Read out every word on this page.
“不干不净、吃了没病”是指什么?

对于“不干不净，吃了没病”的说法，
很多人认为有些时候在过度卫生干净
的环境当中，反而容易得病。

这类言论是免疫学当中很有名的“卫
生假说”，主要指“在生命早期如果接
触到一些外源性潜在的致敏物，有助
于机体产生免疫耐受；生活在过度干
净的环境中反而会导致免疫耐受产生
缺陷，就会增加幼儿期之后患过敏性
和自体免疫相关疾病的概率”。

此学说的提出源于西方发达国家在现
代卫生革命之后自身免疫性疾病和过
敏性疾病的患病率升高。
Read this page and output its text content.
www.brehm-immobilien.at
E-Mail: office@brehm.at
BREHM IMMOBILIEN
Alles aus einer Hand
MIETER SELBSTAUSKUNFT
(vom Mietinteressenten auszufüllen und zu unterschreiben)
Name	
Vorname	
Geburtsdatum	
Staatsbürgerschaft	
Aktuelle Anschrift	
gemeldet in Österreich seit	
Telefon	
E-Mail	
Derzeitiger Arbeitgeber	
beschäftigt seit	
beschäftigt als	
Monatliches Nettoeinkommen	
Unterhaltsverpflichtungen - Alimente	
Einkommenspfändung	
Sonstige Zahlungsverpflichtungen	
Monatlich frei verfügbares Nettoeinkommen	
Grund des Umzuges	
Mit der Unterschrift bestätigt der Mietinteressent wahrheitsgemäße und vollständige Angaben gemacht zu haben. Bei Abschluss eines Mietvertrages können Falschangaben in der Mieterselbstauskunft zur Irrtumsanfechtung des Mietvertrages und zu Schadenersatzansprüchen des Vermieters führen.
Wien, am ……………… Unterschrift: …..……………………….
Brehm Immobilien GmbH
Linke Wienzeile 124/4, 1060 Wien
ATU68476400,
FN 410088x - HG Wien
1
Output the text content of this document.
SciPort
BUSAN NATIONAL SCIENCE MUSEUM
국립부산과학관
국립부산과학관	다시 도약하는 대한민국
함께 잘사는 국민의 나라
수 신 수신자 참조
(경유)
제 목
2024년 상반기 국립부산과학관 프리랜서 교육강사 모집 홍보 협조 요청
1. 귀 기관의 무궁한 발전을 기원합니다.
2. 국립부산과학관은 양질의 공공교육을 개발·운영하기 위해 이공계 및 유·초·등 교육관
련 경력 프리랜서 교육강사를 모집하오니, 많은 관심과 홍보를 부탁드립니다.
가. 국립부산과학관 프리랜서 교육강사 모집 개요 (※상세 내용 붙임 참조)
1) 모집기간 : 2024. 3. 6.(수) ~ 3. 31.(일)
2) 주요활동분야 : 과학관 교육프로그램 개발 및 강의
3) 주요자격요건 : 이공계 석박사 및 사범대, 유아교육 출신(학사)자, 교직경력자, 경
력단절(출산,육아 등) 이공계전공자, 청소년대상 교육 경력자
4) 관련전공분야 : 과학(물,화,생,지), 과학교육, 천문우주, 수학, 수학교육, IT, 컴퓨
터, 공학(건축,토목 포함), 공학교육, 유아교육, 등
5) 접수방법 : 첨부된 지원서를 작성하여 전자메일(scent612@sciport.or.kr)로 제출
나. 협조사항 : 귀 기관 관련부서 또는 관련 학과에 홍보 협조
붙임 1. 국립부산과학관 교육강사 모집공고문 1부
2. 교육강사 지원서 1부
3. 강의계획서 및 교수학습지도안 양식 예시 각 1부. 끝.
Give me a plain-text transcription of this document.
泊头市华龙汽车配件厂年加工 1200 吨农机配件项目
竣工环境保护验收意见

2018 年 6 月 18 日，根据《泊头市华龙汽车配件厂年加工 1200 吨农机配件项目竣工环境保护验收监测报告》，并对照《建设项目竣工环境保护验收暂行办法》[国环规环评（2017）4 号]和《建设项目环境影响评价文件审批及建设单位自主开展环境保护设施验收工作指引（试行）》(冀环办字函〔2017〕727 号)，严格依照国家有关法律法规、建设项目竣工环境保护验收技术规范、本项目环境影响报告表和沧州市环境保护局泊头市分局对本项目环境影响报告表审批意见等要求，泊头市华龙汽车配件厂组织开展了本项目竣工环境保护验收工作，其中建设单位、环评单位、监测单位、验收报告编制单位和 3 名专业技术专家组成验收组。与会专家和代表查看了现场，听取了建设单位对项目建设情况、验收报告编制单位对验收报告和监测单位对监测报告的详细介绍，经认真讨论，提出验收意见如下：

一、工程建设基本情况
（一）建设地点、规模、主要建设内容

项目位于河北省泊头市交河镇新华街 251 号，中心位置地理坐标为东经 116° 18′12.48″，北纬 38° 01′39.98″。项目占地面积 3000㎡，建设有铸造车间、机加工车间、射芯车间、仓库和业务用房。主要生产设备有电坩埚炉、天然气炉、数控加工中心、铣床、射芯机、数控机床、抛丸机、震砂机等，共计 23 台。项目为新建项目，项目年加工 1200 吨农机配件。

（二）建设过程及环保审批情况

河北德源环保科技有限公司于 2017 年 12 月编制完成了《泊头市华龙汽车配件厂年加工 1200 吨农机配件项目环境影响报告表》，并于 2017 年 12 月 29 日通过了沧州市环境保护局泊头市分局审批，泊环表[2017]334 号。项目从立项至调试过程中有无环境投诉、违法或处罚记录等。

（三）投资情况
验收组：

────────────────────────────────────────

**Instructions for the task**. Extract the listing in its entirety, matching it exactly.

**Expected answer**.
Read out every word on this page.
“不干不净、吃了没病”是指什么?

对于“不干不净，吃了没病”的说法，
很多人认为有些时候在过度卫生干净
的环境当中，反而容易得病。

这类言论是免疫学当中很有名的“卫
生假说”，主要指“在生命早期如果接
触到一些外源性潜在的致敏物，有助
于机体产生免疫耐受；生活在过度干
净的环境中反而会导致免疫耐受产生
缺陷，就会增加幼儿期之后患过敏性
和自体免疫相关疾病的概率”。

此学说的提出源于西方发达国家在现
代卫生革命之后自身免疫性疾病和过
敏性疾病的患病率升高。
Read this page and output its text content.
www.brehm-immobilien.at
E-Mail: office@brehm.at
BREHM IMMOBILIEN
Alles aus einer Hand
MIETER SELBSTAUSKUNFT
(vom Mietinteressenten auszufüllen und zu unterschreiben)
Name	
Vorname	
Geburtsdatum	
Staatsbürgerschaft	
Aktuelle Anschrift	
gemeldet in Österreich seit	
Telefon	
E-Mail	
Derzeitiger Arbeitgeber	
beschäftigt seit	
beschäftigt als	
Monatliches Nettoeinkommen	
Unterhaltsverpflichtungen - Alimente	
Einkommenspfändung	
Sonstige Zahlungsverpflichtungen	
Monatlich frei verfügbares Nettoeinkommen	
Grund des Umzuges	
Mit der Unterschrift bestätigt der Mietinteressent wahrheitsgemäße und vollständige Angaben gemacht zu haben. Bei Abschluss eines Mietvertrages können Falschangaben in der Mieterselbstauskunft zur Irrtumsanfechtung des Mietvertrages und zu Schadenersatzansprüchen des Vermieters führen.
Wien, am ……………… Unterschrift: …..……………………….
Brehm Immobilien GmbH
Linke Wienzeile 124/4, 1060 Wien
ATU68476400,
FN 410088x - HG Wien
1
Output the text content of this document.
SciPort
BUSAN NATIONAL SCIENCE MUSEUM
국립부산과학관
국립부산과학관	다시 도약하는 대한민국
함께 잘사는 국민의 나라
수 신 수신자 참조
(경유)
제 목
2024년 상반기 국립부산과학관 프리랜서 교육강사 모집 홍보 협조 요청
1. 귀 기관의 무궁한 발전을 기원합니다.
2. 국립부산과학관은 양질의 공공교육을 개발·운영하기 위해 이공계 및 유·초·등 교육관
련 경력 프리랜서 교육강사를 모집하오니, 많은 관심과 홍보를 부탁드립니다.
가. 국립부산과학관 프리랜서 교육강사 모집 개요 (※상세 내용 붙임 참조)
1) 모집기간 : 2024. 3. 6.(수) ~ 3. 31.(일)
2) 주요활동분야 : 과학관 교육프로그램 개발 및 강의
3) 주요자격요건 : 이공계 석박사 및 사범대, 유아교육 출신(학사)자, 교직경력자, 경
력단절(출산,육아 등) 이공계전공자, 청소년대상 교육 경력자
4) 관련전공분야 : 과학(물,화,생,지), 과학교육, 천문우주, 수학, 수학교육, IT, 컴퓨
터, 공학(건축,토목 포함), 공학교육, 유아교육, 등
5) 접수방법 : 첨부된 지원서를 작성하여 전자메일(scent612@sciport.or.kr)로 제출
나. 협조사항 : 귀 기관 관련부서 또는 관련 학과에 홍보 협조
붙임 1. 국립부산과학관 교육강사 모집공고문 1부
2. 교육강사 지원서 1부
3. 강의계획서 및 교수학습지도안 양식 예시 각 1부. 끝.
Give me a plain-text transcription of this document.
泊头市华龙汽车配件厂年加工 1200 吨农机配件项目
竣工环境保护验收意见

2018 年 6 月 18 日，根据《泊头市华龙汽车配件厂年加工 1200 吨农机配件项目竣工环境保护验收监测报告》，并对照《建设项目竣工环境保护验收暂行办法》[国环规环评（2017）4 号]和《建设项目环境影响评价文件审批及建设单位自主开展环境保护设施验收工作指引（试行）》(冀环办字函〔2017〕727 号)，严格依照国家有关法律法规、建设项目竣工环境保护验收技术规范、本项目环境影响报告表和沧州市环境保护局泊头市分局对本项目环境影响报告表审批意见等要求，泊头市华龙汽车配件厂组织开展了本项目竣工环境保护验收工作，其中建设单位、环评单位、监测单位、验收报告编制单位和 3 名专业技术专家组成验收组。与会专家和代表查看了现场，听取了建设单位对项目建设情况、验收报告编制单位对验收报告和监测单位对监测报告的详细介绍，经认真讨论，提出验收意见如下：

一、工程建设基本情况
（一）建设地点、规模、主要建设内容

项目位于河北省泊头市交河镇新华街 251 号，中心位置地理坐标为东经 116° 18′12.48″，北纬 38° 01′39.98″。项目占地面积 3000㎡，建设有铸造车间、机加工车间、射芯车间、仓库和业务用房。主要生产设备有电坩埚炉、天然气炉、数控加工中心、铣床、射芯机、数控机床、抛丸机、震砂机等，共计 23 台。项目为新建项目，项目年加工 1200 吨农机配件。

（二）建设过程及环保审批情况

河北德源环保科技有限公司于 2017 年 12 月编制完成了《泊头市华龙汽车配件厂年加工 1200 吨农机配件项目环境影响报告表》，并于 2017 年 12 月 29 日通过了沧州市环境保护局泊头市分局审批，泊环表[2017]334 号。项目从立项至调试过程中有无环境投诉、违法或处罚记录等。

（三）投资情况
验收组：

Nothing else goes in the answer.